[Excerpts from a figure dataset]
=======

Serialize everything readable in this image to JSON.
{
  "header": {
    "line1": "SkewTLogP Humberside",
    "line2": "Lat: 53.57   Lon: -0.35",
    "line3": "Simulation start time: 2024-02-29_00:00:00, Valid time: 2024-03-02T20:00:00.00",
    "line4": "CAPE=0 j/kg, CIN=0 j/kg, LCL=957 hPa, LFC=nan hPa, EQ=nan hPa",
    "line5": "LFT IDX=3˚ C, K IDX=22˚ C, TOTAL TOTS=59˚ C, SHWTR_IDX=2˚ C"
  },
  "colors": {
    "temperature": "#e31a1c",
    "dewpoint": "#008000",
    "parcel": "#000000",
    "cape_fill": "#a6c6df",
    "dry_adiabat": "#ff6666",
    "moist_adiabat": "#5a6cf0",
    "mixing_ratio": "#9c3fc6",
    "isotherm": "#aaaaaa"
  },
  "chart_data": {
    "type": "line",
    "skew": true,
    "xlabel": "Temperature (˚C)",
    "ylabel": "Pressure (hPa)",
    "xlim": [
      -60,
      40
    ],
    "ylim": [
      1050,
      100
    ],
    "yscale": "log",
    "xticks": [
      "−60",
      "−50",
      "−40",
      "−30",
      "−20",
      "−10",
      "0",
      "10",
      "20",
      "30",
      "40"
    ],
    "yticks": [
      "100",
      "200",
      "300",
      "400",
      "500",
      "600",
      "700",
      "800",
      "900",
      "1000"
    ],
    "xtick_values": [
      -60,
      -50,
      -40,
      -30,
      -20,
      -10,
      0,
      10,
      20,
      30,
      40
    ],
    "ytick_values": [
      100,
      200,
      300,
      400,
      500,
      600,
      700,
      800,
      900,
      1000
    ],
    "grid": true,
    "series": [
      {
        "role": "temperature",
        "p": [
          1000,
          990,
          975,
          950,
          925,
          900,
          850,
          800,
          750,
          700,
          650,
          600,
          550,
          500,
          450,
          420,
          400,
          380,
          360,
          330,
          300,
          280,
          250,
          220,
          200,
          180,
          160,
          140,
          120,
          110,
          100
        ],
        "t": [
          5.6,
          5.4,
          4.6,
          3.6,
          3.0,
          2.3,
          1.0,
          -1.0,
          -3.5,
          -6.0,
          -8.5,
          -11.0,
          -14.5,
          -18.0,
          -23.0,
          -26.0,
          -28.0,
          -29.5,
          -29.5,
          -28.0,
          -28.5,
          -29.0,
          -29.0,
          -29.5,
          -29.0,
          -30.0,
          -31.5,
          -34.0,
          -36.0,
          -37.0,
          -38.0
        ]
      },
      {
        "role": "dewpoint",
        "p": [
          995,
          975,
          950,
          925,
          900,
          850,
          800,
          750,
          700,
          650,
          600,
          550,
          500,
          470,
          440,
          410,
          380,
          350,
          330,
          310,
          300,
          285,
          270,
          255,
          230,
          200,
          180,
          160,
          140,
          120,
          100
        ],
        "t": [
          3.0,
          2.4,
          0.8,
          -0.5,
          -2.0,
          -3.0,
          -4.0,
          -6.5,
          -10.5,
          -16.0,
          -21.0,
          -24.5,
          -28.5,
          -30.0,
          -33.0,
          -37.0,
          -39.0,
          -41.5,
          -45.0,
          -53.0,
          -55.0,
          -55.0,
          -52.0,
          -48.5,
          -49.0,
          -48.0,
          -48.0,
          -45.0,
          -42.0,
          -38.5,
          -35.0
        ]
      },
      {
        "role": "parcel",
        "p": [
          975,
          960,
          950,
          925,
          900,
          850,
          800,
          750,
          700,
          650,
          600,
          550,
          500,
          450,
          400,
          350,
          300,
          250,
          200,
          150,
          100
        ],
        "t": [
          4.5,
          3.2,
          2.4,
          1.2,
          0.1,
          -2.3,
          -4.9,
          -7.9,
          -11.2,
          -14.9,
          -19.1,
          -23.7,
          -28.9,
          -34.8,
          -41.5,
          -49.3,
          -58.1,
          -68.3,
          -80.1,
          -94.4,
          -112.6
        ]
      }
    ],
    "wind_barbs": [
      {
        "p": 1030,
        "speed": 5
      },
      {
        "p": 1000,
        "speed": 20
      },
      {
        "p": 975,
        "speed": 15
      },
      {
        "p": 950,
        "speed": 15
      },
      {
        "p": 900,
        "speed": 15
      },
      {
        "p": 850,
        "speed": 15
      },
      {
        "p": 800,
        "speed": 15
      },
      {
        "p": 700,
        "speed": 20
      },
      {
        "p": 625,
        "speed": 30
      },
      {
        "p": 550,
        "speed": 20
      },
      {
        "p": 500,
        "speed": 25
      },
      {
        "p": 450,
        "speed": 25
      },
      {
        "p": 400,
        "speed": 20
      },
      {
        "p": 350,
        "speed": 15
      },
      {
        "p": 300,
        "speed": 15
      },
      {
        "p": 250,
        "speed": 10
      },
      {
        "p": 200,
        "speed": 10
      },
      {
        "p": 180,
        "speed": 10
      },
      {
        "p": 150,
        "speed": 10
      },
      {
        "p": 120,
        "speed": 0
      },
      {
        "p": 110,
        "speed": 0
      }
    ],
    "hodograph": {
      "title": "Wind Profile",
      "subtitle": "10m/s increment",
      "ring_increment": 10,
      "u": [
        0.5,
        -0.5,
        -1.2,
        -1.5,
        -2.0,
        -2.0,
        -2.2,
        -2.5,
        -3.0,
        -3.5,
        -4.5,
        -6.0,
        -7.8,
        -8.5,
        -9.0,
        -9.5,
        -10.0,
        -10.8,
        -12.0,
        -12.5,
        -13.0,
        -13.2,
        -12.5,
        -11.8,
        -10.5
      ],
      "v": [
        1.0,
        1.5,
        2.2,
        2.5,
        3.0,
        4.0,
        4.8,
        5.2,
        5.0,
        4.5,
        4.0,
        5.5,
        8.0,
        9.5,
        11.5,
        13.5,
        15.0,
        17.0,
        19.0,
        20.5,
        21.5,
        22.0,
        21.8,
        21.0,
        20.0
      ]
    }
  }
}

=======

▶ **Aim of the exercise**:
From the listing, tally every line with the word "role" in it and give only the tally.

▶ **The answer**:
3